Search the listing below for the word "NetVizin" and copy each line that holds it.

# # # # # # #

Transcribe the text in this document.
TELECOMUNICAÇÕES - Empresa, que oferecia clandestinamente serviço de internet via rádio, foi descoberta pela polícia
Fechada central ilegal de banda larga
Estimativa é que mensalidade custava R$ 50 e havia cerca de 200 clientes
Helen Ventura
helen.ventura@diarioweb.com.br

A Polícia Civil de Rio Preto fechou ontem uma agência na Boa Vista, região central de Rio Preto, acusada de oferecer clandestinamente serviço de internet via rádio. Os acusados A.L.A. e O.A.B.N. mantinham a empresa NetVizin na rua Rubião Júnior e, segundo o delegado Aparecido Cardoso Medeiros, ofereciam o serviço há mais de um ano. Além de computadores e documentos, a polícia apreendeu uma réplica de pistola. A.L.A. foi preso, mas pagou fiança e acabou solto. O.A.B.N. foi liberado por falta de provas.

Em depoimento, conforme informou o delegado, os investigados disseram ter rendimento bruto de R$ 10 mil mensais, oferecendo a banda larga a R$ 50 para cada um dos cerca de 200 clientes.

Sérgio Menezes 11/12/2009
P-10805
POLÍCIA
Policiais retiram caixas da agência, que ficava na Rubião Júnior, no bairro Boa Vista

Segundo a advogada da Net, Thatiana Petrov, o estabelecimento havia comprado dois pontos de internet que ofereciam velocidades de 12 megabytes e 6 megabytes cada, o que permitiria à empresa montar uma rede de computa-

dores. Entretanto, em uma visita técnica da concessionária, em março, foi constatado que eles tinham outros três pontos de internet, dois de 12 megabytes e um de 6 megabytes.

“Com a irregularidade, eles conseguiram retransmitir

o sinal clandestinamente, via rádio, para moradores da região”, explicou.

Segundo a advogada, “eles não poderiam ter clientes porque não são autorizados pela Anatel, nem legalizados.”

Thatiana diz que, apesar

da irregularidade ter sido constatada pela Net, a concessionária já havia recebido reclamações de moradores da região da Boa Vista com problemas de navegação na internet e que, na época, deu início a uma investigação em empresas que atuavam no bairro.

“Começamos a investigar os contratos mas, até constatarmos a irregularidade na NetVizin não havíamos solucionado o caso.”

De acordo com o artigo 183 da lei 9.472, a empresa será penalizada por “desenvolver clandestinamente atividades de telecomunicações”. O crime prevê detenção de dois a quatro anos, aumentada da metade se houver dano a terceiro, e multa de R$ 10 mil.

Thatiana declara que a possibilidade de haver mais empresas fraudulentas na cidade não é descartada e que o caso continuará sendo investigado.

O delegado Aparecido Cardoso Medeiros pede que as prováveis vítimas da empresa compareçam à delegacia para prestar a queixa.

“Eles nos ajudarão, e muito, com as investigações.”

# # # # # # #

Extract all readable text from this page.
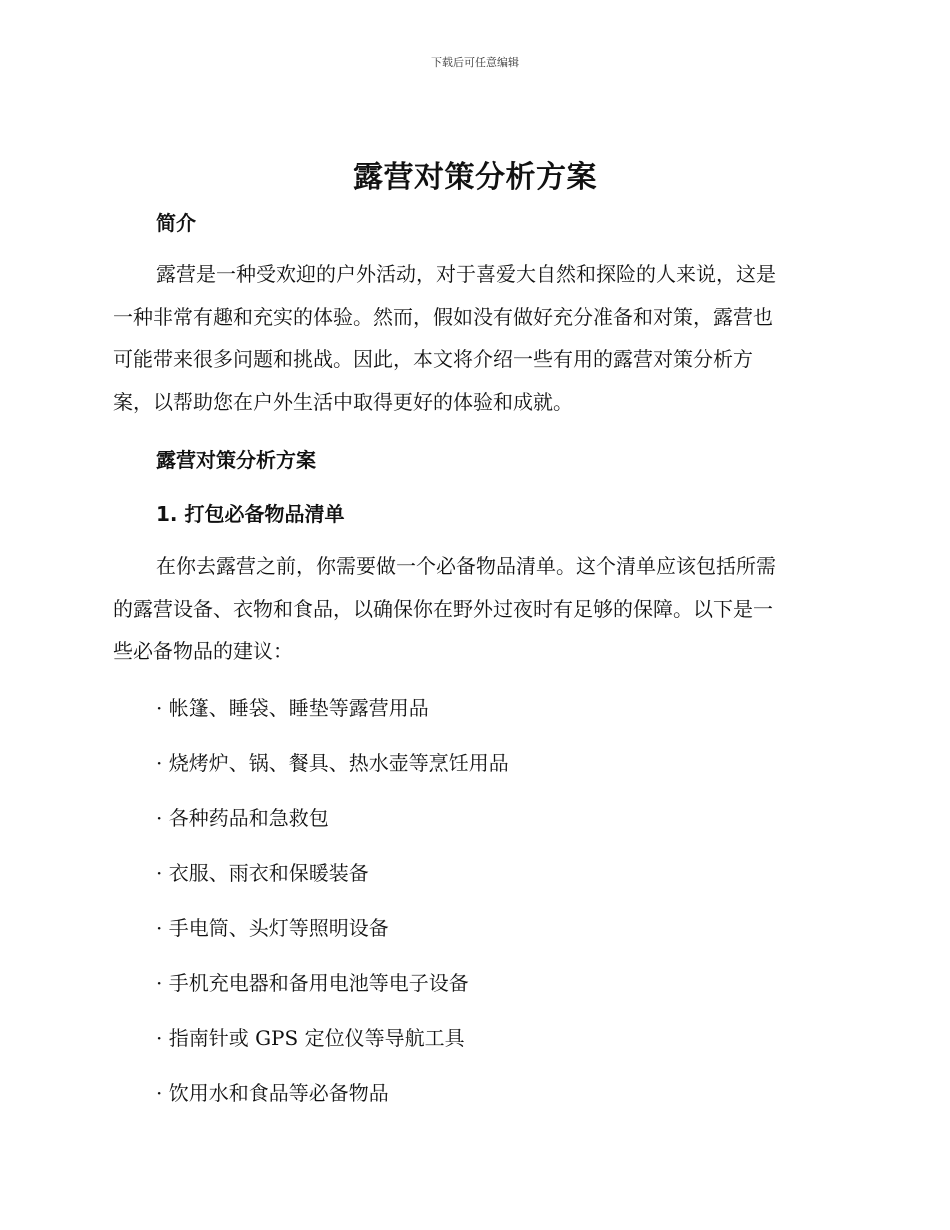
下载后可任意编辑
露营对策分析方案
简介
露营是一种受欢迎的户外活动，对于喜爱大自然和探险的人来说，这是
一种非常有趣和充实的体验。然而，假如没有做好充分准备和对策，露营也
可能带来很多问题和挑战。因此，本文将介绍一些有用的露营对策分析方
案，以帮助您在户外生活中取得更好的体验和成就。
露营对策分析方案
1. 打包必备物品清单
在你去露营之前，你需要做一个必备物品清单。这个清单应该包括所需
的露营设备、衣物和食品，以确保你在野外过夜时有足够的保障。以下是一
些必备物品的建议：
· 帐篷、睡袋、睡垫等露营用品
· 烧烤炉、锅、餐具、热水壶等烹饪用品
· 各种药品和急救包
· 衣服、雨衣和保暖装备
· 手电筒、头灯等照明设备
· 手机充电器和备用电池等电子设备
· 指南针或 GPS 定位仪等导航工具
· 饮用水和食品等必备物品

# # # # # # #

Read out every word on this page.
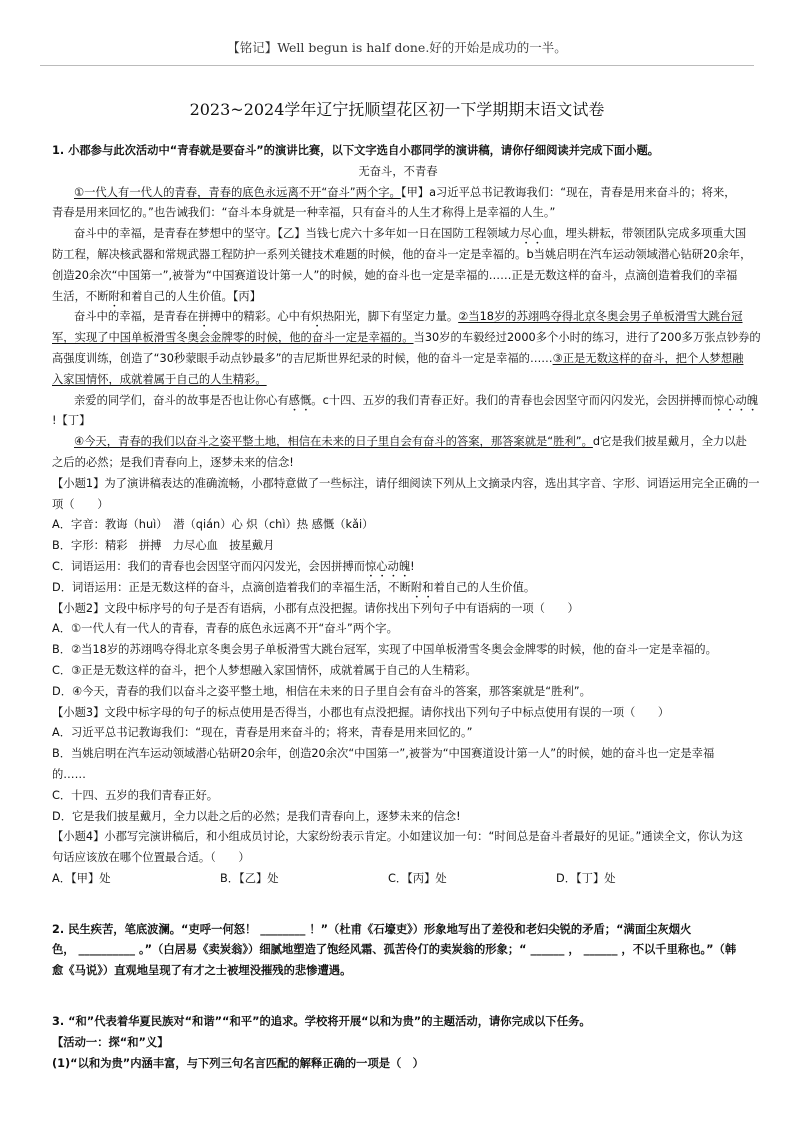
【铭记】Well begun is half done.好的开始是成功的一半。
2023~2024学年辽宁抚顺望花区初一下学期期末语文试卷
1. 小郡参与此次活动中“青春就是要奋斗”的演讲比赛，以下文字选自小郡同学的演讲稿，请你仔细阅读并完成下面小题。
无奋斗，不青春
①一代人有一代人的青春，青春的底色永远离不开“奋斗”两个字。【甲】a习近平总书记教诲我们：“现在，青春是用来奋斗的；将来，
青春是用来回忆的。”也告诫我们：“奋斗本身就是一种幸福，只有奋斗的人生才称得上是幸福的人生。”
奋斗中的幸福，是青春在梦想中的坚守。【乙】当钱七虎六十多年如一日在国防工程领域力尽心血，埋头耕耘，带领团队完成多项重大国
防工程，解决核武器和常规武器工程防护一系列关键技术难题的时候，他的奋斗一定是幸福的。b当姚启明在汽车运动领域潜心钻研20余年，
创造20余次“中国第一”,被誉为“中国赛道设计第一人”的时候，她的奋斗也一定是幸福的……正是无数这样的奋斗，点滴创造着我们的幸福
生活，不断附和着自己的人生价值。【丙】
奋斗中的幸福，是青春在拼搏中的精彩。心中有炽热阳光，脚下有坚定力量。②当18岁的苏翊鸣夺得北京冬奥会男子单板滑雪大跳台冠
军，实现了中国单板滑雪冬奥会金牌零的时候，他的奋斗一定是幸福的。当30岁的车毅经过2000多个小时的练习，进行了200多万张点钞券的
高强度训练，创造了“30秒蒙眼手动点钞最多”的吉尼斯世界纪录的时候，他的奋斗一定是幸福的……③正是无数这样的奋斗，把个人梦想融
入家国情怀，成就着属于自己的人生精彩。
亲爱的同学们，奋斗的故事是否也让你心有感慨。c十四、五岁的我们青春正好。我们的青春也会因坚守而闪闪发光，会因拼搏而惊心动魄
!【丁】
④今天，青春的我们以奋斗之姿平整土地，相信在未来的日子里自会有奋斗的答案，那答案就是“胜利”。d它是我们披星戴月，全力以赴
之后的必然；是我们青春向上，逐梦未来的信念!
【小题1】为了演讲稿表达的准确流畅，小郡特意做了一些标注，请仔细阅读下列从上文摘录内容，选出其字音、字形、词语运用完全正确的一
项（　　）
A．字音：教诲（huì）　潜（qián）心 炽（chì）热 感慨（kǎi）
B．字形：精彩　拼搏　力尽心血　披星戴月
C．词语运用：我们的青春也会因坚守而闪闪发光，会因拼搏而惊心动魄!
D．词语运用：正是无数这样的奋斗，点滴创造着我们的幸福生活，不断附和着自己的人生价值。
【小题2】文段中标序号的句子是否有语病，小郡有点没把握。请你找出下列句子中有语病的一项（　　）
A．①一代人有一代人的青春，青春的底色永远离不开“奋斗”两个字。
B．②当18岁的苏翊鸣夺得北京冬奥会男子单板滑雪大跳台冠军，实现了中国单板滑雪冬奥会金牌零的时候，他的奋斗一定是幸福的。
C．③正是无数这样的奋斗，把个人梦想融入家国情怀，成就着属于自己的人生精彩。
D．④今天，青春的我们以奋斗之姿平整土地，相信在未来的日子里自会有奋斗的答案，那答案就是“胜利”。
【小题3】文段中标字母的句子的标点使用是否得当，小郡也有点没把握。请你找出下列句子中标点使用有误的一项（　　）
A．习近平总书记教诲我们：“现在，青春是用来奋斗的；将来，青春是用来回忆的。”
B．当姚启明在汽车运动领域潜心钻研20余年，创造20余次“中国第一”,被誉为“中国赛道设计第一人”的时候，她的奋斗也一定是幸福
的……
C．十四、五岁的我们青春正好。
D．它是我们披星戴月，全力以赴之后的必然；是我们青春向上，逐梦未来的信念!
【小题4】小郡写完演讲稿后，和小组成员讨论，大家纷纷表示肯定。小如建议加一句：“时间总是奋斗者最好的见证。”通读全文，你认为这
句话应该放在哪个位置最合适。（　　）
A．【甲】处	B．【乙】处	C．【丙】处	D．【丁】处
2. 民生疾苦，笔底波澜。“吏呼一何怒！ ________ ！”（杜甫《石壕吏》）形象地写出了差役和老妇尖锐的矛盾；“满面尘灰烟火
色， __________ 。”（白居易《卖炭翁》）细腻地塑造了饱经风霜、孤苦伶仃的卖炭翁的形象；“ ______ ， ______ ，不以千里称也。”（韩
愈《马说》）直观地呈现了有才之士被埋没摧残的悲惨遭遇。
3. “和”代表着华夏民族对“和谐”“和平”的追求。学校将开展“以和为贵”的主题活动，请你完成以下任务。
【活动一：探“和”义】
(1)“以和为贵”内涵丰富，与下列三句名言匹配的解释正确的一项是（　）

# # # # # # #

- Exercise answer:
A Polícia Civil de Rio Preto fechou ontem uma agência na Boa Vista, região central de Rio Preto, acusada de oferecer clandestinamente serviço de internet via rádio. Os acusados A.L.A. e O.A.B.N. mantinham a empresa NetVizin na rua Rubião Júnior e, segundo o delegado Aparecido Cardoso Medeiros, ofereciam o serviço há mais de um ano. Além de computadores e documentos, a polícia apreendeu uma réplica de pistola. A.L.A. foi preso, mas pagou fiança e acabou solto. O.A.B.N. foi liberado por falta de provas.
“Começamos a investigar os contratos mas, até constatarmos a irregularidade na NetVizin não havíamos solucionado o caso.”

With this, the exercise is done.